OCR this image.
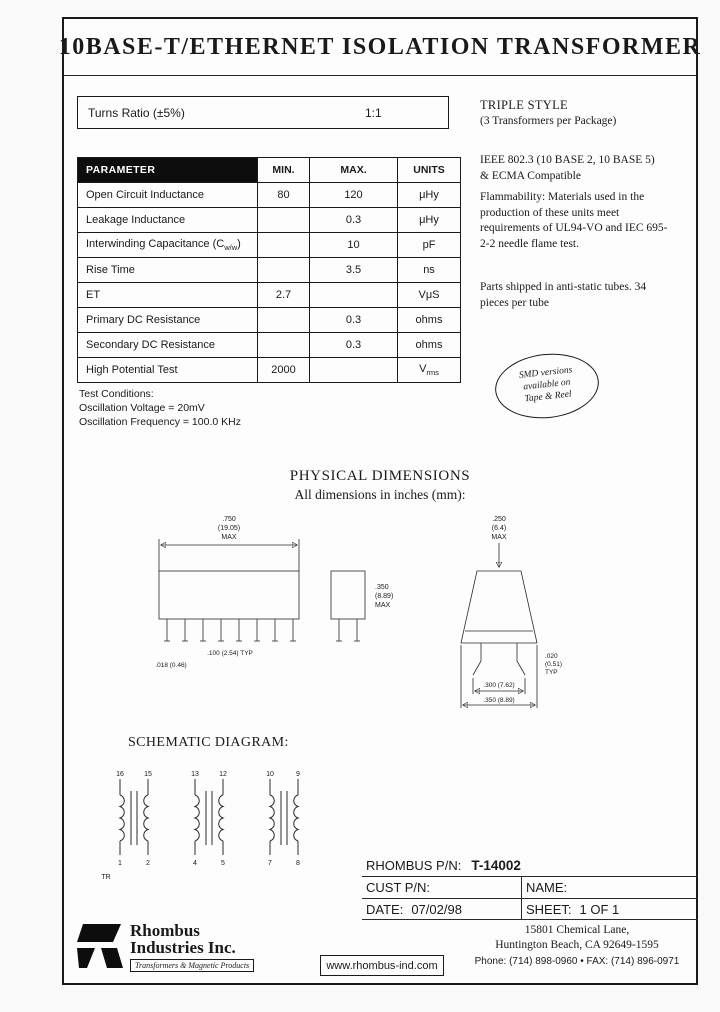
10BASE-T/ETHERNET ISOLATION TRANSFORMER
Turns Ratio (±5%)	1:1
PARAMETER	MIN.	MAX.	UNITS
Open Circuit Inductance	80	120	μHy
Leakage Inductance		0.3	μHy
Interwinding Capacitance $(C_{w/w})$		10	pF
Rise Time		3.5	ns
ET	2.7		VμS
Primary DC Resistance		0.3	ohms
Secondary DC Resistance		0.3	ohms
High Potential Test	2000		$V_{rms}$
Test Conditions:
Oscillation Voltage = 20mV
Oscillation Frequency = 100.0 KHz
TRIPLE STYLE
(3 Transformers per Package)
IEEE 802.3 (10 BASE 2, 10 BASE 5)
& ECMA Compatible
Flammability: Materials used in the production of these units meet requirements of UL94-VO and IEC 695-2-2 needle flame test.
Parts shipped in anti-static tubes. 34 pieces per tube
SMD versions
available on
Tape & Reel
PHYSICAL DIMENSIONS
All dimensions in inches (mm):
.750
(19.05)
MAX
.100 (2.54) TYP
.018 (0.46)
.350
(8.89)
MAX
.250
(6.4)
MAX
.020
(0.51)
TYP
.300 (7.62)
.350 (8.89)
SCHEMATIC DIAGRAM:
16	15
1	2
13	12
4	5
10	9
7	8
TR
RHOMBUS P/N: T-14002
CUST P/N:	NAME:
DATE: 07/02/98	SHEET: 1 OF 1
Rhombus
Industries Inc.
Transformers & Magnetic Products	www.rhombus-ind.com
15801 Chemical Lane,
Huntington Beach, CA 92649-1595
Phone: (714) 898-0960 • FAX: (714) 896-0971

- - - -

Reproduce the data verbatim. Do not carry any picture into the copy.

OCR this image.
10BASE-T/ETHERNET ISOLATION TRANSFORMER
Turns Ratio (±5%)	1:1
PARAMETER	MIN.	MAX.	UNITS
Open Circuit Inductance	80	120	μHy
Leakage Inductance		0.3	μHy
Interwinding Capacitance $(C_{w/w})$		10	pF
Rise Time		3.5	ns
ET	2.7		VμS
Primary DC Resistance		0.3	ohms
Secondary DC Resistance		0.3	ohms
High Potential Test	2000		$V_{rms}$
Test Conditions:
Oscillation Voltage = 20mV
Oscillation Frequency = 100.0 KHz
TRIPLE STYLE
(3 Transformers per Package)
IEEE 802.3 (10 BASE 2, 10 BASE 5)
& ECMA Compatible
Flammability: Materials used in the production of these units meet requirements of UL94-VO and IEC 695-2-2 needle flame test.
Parts shipped in anti-static tubes. 34 pieces per tube
SMD versions
available on
Tape & Reel
PHYSICAL DIMENSIONS
All dimensions in inches (mm):
.750
(19.05)
MAX
.100 (2.54) TYP
.018 (0.46)
.350
(8.89)
MAX
.250
(6.4)
MAX
.020
(0.51)
TYP
.300 (7.62)
.350 (8.89)
SCHEMATIC DIAGRAM:
16	15
1	2
13	12
4	5
10	9
7	8
TR
RHOMBUS P/N: T-14002
CUST P/N:	NAME:
DATE: 07/02/98	SHEET: 1 OF 1
Rhombus
Industries Inc.
Transformers & Magnetic Products	www.rhombus-ind.com
15801 Chemical Lane,
Huntington Beach, CA 92649-1595
Phone: (714) 898-0960 • FAX: (714) 896-0971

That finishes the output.